List each line in which the string "магнитных" appears.

[start]

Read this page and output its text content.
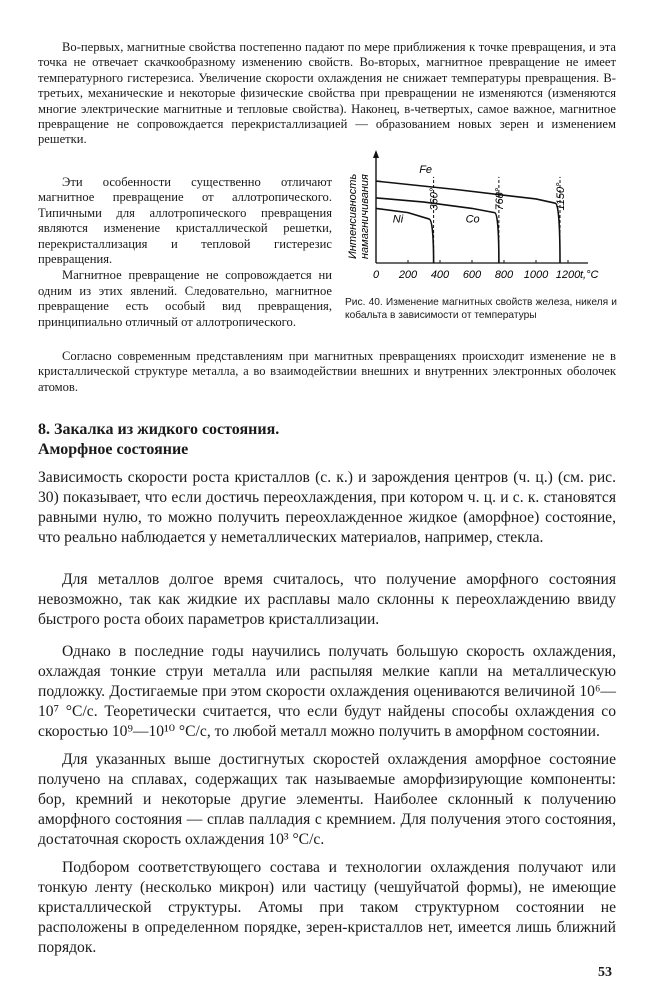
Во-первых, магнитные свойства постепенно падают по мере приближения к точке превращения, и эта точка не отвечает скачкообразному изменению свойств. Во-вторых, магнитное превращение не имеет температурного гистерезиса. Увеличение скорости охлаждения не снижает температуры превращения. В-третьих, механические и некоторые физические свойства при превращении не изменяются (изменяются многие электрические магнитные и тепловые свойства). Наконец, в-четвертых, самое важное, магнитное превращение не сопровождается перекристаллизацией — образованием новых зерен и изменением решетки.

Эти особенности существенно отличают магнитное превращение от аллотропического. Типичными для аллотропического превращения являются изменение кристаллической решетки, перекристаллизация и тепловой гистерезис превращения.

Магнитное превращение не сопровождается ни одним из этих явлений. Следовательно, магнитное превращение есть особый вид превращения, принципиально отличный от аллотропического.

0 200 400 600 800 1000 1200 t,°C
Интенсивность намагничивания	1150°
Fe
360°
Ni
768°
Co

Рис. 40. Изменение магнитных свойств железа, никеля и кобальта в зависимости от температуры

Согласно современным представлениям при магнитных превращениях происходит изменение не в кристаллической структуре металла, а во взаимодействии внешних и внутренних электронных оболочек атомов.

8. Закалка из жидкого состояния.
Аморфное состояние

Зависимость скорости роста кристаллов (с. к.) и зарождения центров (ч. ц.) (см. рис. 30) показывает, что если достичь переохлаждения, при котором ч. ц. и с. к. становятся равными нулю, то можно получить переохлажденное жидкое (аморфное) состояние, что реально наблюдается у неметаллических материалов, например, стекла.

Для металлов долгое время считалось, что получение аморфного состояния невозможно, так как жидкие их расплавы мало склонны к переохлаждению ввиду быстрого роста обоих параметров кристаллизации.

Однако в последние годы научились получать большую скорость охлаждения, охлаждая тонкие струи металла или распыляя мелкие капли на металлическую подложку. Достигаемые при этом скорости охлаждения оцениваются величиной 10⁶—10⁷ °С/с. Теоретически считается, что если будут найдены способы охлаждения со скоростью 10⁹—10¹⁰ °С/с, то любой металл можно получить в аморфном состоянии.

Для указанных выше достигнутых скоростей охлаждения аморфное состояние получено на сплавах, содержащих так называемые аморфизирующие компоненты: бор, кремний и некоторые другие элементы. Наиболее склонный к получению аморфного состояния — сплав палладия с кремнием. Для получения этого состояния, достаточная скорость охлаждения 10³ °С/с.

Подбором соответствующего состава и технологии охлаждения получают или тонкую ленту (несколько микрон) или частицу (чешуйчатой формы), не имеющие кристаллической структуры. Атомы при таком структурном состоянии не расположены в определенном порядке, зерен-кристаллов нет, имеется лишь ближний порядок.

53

[end]

Solution to the problem:
Рис. 40. Изменение магнитных свойств железа, никеля и кобальта в зависимости от температуры
Согласно современным представлениям при магнитных превращениях происходит изменение не в кристаллической структуре металла, а во взаимодействии внешних и внутренних электронных оболочек атомов.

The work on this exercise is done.